YOUR OBJECTIVE: Quote, verbatim, all material below, without pictures.

RECORDS PROVIDED:
────────────────────
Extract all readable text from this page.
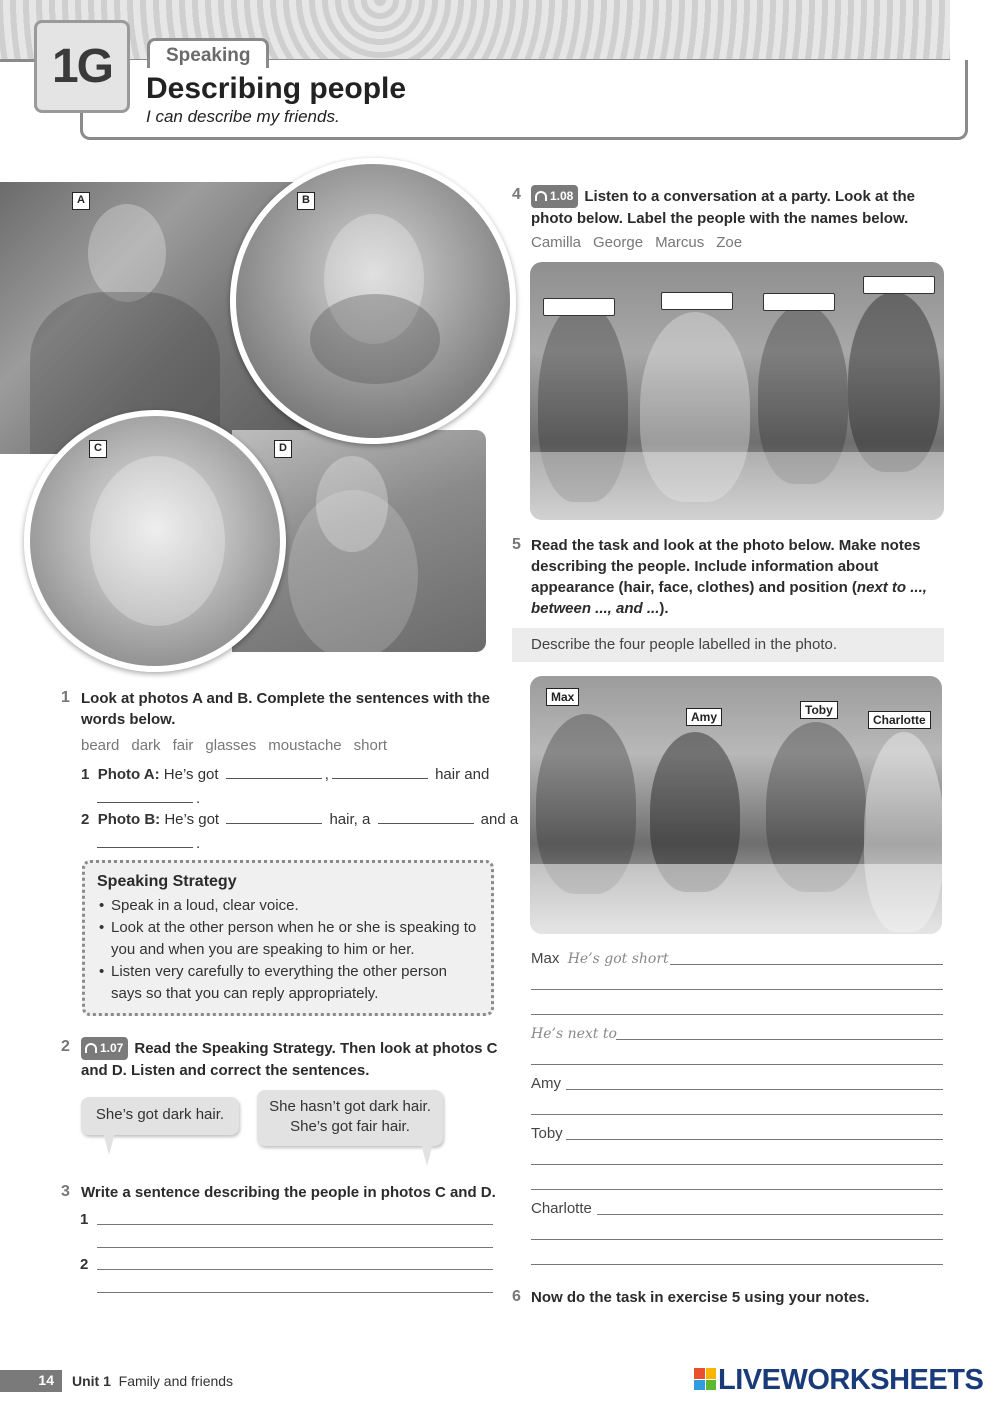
1G	Speaking
Describing people
I can describe my friends.
A	B
C	D
1 Look at photos A and B. Complete the sentences with the
words below.
beard dark fair glasses moustache short
1 Photo A: He’s got	,	hair and
.
2 Photo B: He’s got	hair, a	and a
.
Speaking Strategy
• Speak in a loud, clear voice.
• Look at the other person when he or she is speaking to
you and when you are speaking to him or her.
• Listen very carefully to everything the other person
says so that you can reply appropriately.
2	1.07 Read the Speaking Strategy. Then look at photos C
and D. Listen and correct the sentences.
She’s got dark hair.	She hasn’t got dark hair.
She’s got fair hair.
3 Write a sentence describing the people in photos C and D.
1
2
4	1.08 Listen to a conversation at a party. Look at the
photo below. Label the people with the names below.
Camilla George Marcus Zoe
5 Read the task and look at the photo below. Make notes
describing the people. Include information about
appearance (hair, face, clothes) and position (next to ...,
between ..., and ...).
Describe the four people labelled in the photo.
Max
Amy	Toby
Charlotte
Max He’s got short
He’s next to
Amy
Toby
Charlotte
6 Now do the task in exercise 5 using your notes.
14	Unit 1 Family and friends	LIVEWORKSHEETS
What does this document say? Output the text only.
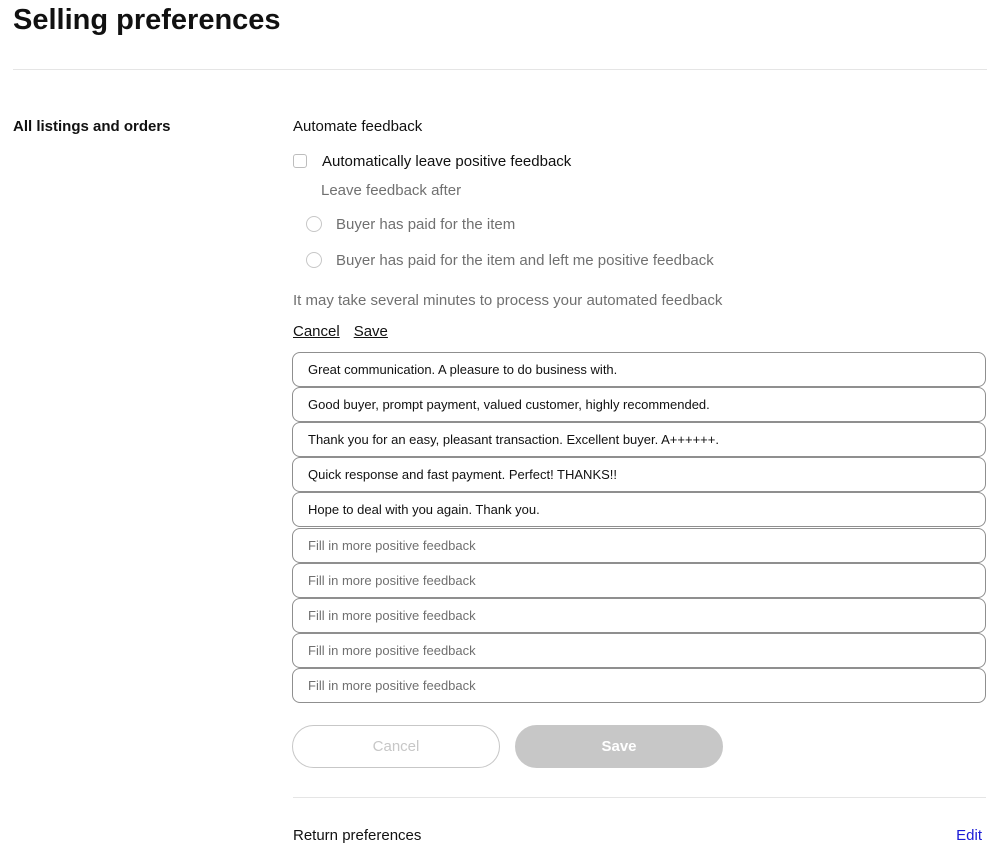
Selling preferences
All listings and orders	Automate feedback
Automatically leave positive feedback
Leave feedback after
Buyer has paid for the item
Buyer has paid for the item and left me positive feedback
It may take several minutes to process your automated feedback
Cancel Save
Great communication. A pleasure to do business with.
Good buyer, prompt payment, valued customer, highly recommended.
Thank you for an easy, pleasant transaction. Excellent buyer. A++++++.
Quick response and fast payment. Perfect! THANKS!!
Hope to deal with you again. Thank you.
Fill in more positive feedback
Fill in more positive feedback
Fill in more positive feedback
Fill in more positive feedback
Fill in more positive feedback
Cancel	Save
Return preferences	Edit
────────────────────
EXERCISE RESULT:
Extract all readable text from this page.
1G	Speaking
Describing people
I can describe my friends.
A	B
C	D
1 Look at photos A and B. Complete the sentences with the
words below.
beard dark fair glasses moustache short
1 Photo A: He’s got	,	hair and
.
2 Photo B: He’s got	hair, a	and a
.
Speaking Strategy
• Speak in a loud, clear voice.
• Look at the other person when he or she is speaking to
you and when you are speaking to him or her.
• Listen very carefully to everything the other person
says so that you can reply appropriately.
2	1.07 Read the Speaking Strategy. Then look at photos C
and D. Listen and correct the sentences.
She’s got dark hair.	She hasn’t got dark hair.
She’s got fair hair.
3 Write a sentence describing the people in photos C and D.
1
2
4	1.08 Listen to a conversation at a party. Look at the
photo below. Label the people with the names below.
Camilla George Marcus Zoe
5 Read the task and look at the photo below. Make notes
describing the people. Include information about
appearance (hair, face, clothes) and position (next to ...,
between ..., and ...).
Describe the four people labelled in the photo.
Max
Amy	Toby
Charlotte
Max He’s got short
He’s next to
Amy
Toby
Charlotte
6 Now do the task in exercise 5 using your notes.
14	Unit 1 Family and friends	LIVEWORKSHEETS
What does this document say? Output the text only.
Selling preferences
All listings and orders	Automate feedback
Automatically leave positive feedback
Leave feedback after
Buyer has paid for the item
Buyer has paid for the item and left me positive feedback
It may take several minutes to process your automated feedback
Cancel Save
Great communication. A pleasure to do business with.
Good buyer, prompt payment, valued customer, highly recommended.
Thank you for an easy, pleasant transaction. Excellent buyer. A++++++.
Quick response and fast payment. Perfect! THANKS!!
Hope to deal with you again. Thank you.
Fill in more positive feedback
Fill in more positive feedback
Fill in more positive feedback
Fill in more positive feedback
Fill in more positive feedback
Cancel	Save
Return preferences	Edit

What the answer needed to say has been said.